Data provided
☆ ☆ ☆
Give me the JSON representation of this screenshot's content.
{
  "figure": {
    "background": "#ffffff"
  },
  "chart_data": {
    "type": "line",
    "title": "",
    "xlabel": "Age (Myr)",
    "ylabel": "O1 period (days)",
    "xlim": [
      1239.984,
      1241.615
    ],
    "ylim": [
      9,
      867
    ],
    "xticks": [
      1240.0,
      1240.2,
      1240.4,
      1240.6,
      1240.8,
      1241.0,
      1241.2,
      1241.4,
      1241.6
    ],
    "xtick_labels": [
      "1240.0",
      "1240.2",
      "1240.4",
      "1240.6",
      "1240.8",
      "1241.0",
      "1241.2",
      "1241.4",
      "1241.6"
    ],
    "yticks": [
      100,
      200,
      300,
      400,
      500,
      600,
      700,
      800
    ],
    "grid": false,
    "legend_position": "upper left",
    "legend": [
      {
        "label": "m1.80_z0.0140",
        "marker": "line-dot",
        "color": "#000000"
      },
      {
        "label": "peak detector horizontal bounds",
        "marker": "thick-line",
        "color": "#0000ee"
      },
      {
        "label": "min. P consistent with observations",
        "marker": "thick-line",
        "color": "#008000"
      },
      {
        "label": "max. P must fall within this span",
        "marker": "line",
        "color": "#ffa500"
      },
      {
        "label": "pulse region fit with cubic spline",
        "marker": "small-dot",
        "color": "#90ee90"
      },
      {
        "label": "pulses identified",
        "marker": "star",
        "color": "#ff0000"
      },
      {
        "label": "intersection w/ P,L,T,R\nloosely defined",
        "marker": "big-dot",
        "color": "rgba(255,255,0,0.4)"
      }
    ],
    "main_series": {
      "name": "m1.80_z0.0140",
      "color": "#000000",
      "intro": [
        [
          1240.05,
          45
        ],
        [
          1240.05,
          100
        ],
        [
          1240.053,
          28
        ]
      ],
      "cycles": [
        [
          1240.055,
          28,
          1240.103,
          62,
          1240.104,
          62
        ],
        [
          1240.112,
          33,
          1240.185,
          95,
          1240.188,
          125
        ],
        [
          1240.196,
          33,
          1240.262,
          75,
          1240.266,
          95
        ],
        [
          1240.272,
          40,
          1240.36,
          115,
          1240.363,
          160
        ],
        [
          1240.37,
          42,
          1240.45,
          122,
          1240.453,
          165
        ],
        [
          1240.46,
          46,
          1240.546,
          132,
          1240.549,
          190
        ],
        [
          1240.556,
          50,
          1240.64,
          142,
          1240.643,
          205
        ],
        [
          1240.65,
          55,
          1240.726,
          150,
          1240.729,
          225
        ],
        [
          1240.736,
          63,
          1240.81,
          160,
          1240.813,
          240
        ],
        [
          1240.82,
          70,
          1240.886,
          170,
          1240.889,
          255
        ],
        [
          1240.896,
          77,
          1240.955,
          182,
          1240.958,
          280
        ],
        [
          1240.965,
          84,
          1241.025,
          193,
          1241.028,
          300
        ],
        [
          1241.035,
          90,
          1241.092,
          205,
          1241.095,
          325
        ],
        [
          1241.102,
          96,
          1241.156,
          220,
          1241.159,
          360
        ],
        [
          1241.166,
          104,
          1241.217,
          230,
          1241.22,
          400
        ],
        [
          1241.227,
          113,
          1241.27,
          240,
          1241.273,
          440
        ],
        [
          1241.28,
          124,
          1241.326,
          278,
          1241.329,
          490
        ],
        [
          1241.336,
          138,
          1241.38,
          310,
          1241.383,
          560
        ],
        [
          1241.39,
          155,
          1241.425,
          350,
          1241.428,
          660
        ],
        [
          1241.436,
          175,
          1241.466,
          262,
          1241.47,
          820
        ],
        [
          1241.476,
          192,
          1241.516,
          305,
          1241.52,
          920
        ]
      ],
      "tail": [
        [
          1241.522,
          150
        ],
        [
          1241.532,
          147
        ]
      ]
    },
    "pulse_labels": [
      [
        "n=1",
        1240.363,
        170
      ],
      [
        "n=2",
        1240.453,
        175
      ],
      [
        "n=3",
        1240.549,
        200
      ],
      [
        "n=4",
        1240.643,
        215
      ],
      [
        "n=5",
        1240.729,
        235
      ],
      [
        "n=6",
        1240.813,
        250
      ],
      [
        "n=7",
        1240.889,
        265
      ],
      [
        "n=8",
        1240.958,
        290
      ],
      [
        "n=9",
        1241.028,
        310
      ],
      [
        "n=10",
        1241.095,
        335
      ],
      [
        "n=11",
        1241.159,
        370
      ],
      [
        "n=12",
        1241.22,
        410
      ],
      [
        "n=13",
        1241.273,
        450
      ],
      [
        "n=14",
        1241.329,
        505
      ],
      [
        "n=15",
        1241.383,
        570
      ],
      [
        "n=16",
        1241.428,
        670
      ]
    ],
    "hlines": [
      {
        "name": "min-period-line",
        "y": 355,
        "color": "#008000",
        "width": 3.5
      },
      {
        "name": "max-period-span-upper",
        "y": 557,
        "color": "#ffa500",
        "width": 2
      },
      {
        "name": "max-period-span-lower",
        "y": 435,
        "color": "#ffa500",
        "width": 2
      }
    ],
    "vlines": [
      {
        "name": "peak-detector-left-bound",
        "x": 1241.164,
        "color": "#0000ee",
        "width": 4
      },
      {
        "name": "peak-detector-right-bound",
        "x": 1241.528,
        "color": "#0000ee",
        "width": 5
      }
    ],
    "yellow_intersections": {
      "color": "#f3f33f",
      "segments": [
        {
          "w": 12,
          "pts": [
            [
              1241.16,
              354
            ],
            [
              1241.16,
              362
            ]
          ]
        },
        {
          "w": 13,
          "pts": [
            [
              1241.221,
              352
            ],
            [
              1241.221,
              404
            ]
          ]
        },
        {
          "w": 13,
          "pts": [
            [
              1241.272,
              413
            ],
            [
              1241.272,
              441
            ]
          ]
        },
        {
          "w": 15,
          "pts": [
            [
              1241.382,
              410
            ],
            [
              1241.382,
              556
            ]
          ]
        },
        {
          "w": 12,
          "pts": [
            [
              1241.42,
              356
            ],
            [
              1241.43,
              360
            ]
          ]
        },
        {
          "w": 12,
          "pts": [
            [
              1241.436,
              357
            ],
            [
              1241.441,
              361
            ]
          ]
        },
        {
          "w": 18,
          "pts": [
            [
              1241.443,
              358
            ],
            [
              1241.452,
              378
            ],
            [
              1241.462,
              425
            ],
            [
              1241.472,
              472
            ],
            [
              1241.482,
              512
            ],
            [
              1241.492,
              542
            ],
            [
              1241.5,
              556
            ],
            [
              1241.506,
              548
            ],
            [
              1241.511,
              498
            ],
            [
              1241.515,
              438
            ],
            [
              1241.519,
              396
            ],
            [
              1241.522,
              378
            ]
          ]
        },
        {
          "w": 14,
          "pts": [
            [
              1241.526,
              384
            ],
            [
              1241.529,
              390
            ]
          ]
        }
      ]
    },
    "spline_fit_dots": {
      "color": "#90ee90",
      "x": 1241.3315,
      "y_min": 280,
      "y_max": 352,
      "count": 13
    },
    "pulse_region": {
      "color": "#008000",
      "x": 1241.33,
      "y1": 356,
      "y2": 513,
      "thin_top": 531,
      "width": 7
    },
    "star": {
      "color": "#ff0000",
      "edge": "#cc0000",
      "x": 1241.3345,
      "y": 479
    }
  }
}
☆ ☆ ☆
Aim of the exercise
Return every line above in which the string "peak" occurs.

Task output
        "label": "peak detector horizontal bounds",
        "name": "peak-detector-left-bound",
        "name": "peak-detector-right-bound",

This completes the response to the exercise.